> _TASK TO CARRY OUT_: Could you reproduce, character for character, the lines from the one containing "marker bbox=[235, 382, 244, 391]" through the one containing "x-tick-label: 1990 bbox=[103, 416, 132, 431]", including both of those lines?

> _INPUT_:
>> Begin
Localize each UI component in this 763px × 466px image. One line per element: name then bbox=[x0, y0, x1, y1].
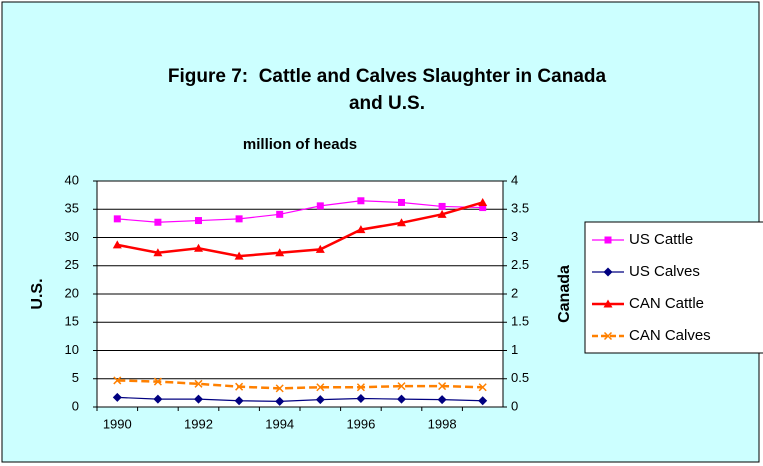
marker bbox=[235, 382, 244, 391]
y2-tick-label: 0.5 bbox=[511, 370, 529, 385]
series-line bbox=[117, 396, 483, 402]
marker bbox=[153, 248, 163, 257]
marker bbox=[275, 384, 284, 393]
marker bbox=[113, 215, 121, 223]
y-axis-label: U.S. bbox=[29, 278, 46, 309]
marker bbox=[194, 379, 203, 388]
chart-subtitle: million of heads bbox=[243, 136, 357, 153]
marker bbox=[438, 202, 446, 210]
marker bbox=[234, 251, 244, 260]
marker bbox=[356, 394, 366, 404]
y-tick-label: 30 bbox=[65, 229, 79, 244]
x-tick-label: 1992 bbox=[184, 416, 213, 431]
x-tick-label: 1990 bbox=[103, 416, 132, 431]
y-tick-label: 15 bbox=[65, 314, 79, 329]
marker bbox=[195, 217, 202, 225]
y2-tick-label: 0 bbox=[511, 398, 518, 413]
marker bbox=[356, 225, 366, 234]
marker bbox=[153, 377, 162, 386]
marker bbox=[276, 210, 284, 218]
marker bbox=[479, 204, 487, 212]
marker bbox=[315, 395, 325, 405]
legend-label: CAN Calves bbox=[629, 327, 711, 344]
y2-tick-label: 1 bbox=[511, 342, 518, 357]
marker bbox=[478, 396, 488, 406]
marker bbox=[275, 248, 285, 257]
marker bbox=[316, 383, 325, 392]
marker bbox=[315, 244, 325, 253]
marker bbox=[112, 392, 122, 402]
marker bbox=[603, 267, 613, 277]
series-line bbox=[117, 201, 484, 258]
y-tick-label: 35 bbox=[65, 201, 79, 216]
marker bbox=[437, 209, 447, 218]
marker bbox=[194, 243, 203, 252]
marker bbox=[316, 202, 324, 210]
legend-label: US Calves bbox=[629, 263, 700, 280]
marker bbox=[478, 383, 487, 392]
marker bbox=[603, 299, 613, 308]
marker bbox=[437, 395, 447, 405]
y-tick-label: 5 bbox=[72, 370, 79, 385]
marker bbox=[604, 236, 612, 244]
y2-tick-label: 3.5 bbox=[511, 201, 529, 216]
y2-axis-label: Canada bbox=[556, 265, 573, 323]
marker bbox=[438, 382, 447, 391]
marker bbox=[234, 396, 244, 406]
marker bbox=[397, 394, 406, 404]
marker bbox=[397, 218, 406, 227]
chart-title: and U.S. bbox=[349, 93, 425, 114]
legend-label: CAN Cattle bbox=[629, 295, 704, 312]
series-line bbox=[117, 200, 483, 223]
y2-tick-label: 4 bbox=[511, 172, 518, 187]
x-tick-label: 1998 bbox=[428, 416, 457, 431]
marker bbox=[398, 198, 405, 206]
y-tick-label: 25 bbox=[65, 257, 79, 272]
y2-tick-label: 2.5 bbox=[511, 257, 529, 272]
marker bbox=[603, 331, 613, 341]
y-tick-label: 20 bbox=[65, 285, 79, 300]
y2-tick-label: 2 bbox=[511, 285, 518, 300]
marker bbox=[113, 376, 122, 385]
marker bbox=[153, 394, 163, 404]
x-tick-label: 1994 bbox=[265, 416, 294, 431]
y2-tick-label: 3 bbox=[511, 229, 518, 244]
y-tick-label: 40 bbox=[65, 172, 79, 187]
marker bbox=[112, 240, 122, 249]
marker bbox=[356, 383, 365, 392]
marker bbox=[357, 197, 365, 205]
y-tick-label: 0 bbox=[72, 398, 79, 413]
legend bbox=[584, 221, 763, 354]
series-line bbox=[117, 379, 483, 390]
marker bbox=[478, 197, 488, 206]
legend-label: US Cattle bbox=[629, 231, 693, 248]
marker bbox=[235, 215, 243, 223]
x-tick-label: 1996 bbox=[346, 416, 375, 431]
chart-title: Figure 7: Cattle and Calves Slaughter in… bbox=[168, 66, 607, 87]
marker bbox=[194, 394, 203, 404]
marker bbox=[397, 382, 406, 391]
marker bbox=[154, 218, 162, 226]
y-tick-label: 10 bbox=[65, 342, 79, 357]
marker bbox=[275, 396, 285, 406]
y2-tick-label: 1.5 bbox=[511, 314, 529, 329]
>> End
> _RESPONSE TO THE EXERCISE_:
marker bbox=[235, 382, 244, 391]
y2-tick-label: 0.5 bbox=[511, 370, 529, 385]
series-line bbox=[117, 396, 483, 402]
marker bbox=[153, 248, 163, 257]
marker bbox=[275, 384, 284, 393]
marker bbox=[113, 215, 121, 223]
y-axis-label: U.S. bbox=[29, 278, 46, 309]
marker bbox=[194, 379, 203, 388]
chart-subtitle: million of heads bbox=[243, 136, 357, 153]
marker bbox=[438, 202, 446, 210]
marker bbox=[234, 251, 244, 260]
marker bbox=[356, 394, 366, 404]
y-tick-label: 30 bbox=[65, 229, 79, 244]
x-tick-label: 1992 bbox=[184, 416, 213, 431]
x-tick-label: 1990 bbox=[103, 416, 132, 431]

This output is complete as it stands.